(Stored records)
******

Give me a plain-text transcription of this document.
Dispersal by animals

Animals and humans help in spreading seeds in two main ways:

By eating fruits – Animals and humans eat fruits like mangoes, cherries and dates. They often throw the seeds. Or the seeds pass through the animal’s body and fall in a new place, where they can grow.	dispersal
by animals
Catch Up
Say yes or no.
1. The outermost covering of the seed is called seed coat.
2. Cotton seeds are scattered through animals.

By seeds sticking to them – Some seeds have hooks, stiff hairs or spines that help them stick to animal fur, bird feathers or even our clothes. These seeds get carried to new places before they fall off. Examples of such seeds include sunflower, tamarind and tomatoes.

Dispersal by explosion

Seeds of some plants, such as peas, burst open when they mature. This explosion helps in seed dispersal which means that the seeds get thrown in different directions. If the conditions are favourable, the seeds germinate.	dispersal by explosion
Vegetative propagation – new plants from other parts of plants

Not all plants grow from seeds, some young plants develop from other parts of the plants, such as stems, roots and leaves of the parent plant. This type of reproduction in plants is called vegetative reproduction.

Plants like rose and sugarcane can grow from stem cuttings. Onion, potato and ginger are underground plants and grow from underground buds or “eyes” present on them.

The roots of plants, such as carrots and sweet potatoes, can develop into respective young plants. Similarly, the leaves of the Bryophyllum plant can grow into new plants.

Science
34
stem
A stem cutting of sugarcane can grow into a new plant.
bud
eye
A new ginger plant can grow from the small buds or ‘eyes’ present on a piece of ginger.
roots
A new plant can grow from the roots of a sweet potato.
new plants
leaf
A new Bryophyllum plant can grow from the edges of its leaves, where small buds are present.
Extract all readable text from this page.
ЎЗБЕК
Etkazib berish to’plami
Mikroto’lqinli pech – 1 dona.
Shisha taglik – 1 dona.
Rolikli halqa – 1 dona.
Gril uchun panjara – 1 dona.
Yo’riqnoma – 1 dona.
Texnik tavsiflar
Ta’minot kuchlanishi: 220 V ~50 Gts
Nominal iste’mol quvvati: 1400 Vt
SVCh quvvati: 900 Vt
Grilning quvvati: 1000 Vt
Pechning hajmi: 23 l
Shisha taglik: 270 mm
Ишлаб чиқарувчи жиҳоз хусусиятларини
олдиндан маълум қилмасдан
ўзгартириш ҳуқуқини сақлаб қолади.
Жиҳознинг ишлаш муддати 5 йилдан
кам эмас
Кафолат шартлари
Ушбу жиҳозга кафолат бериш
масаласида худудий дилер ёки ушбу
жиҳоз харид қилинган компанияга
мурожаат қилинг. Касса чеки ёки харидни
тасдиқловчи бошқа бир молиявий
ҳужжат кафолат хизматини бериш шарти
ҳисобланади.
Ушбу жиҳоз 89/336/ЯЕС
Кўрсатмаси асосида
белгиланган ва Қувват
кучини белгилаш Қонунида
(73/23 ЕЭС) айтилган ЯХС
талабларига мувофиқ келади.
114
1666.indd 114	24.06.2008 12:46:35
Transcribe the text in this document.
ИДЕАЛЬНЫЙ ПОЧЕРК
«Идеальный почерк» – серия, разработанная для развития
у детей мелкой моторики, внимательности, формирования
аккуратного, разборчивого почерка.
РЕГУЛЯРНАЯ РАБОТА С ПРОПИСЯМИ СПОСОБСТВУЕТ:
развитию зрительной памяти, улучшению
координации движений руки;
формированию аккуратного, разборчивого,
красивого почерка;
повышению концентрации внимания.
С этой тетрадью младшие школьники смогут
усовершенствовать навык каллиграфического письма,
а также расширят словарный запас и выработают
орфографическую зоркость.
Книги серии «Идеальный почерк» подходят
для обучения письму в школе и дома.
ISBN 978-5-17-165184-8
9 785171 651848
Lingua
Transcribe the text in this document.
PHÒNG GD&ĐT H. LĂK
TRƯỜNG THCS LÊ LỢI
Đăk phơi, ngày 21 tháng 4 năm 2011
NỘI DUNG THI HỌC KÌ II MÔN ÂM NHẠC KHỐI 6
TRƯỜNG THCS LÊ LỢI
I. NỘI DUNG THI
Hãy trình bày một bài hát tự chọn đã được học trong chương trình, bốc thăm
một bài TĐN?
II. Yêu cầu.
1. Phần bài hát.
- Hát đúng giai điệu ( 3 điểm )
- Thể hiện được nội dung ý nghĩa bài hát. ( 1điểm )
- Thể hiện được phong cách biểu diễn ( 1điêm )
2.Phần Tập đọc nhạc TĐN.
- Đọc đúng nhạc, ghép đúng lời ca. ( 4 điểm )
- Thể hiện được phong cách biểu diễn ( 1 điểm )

******

◆ Exercise ◆
Where does the word "biểu" appear in the listing? List each line that holds it.

◆ Answer to this exercise ◆
- Thể hiện được phong cách biểu diễn ( 1điêm )
- Thể hiện được phong cách biểu diễn ( 1 điểm )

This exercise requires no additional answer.